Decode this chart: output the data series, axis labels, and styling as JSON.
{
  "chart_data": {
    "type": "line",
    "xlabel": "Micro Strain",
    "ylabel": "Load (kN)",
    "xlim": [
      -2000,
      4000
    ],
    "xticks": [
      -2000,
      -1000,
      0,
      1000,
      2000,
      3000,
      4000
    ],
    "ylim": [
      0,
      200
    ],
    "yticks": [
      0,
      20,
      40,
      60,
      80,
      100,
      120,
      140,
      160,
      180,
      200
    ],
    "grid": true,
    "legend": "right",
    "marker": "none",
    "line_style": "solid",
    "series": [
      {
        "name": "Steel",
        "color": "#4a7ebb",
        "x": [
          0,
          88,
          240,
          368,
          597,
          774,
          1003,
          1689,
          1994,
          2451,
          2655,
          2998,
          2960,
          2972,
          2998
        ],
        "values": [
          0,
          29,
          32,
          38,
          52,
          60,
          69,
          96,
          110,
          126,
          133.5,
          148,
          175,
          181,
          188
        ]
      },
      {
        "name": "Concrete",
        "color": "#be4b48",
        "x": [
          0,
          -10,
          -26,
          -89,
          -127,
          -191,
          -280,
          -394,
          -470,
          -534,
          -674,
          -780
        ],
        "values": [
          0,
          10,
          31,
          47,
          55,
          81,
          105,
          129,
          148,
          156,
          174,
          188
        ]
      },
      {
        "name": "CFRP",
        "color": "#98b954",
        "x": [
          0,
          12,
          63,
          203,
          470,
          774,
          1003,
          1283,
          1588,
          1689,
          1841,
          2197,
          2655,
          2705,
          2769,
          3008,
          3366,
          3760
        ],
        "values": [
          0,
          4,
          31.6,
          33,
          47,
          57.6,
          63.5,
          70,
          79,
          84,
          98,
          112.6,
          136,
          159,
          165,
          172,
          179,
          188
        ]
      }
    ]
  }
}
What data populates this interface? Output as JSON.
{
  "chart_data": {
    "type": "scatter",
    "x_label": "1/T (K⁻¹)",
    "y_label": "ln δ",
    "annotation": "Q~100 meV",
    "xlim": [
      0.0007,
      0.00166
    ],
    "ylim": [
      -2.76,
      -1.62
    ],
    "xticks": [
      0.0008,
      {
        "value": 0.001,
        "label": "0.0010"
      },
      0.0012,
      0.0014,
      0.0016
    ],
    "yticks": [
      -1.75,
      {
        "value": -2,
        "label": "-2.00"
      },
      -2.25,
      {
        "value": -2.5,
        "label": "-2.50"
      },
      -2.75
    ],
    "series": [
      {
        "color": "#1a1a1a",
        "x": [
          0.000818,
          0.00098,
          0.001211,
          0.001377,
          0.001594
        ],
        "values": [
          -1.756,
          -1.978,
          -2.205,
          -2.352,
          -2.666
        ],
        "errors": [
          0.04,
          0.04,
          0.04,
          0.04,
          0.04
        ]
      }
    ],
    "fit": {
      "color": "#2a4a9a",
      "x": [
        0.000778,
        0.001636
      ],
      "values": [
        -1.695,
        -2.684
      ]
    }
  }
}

⁂

Exercise directions
Reproduce only the lines running from the one that contains "What data populates" to the last line of the records.

Complete answer
What data populates this interface? Output as JSON.
{
  "chart_data": {
    "type": "scatter",
    "x_label": "1/T (K⁻¹)",
    "y_label": "ln δ",
    "annotation": "Q~100 meV",
    "xlim": [
      0.0007,
      0.00166
    ],
    "ylim": [
      -2.76,
      -1.62
    ],
    "xticks": [
      0.0008,
      {
        "value": 0.001,
        "label": "0.0010"
      },
      0.0012,
      0.0014,
      0.0016
    ],
    "yticks": [
      -1.75,
      {
        "value": -2,
        "label": "-2.00"
      },
      -2.25,
      {
        "value": -2.5,
        "label": "-2.50"
      },
      -2.75
    ],
    "series": [
      {
        "color": "#1a1a1a",
        "x": [
          0.000818,
          0.00098,
          0.001211,
          0.001377,
          0.001594
        ],
        "values": [
          -1.756,
          -1.978,
          -2.205,
          -2.352,
          -2.666
        ],
        "errors": [
          0.04,
          0.04,
          0.04,
          0.04,
          0.04
        ]
      }
    ],
    "fit": {
      "color": "#2a4a9a",
      "x": [
        0.000778,
        0.001636
      ],
      "values": [
        -1.695,
        -2.684
      ]
    }
  }
}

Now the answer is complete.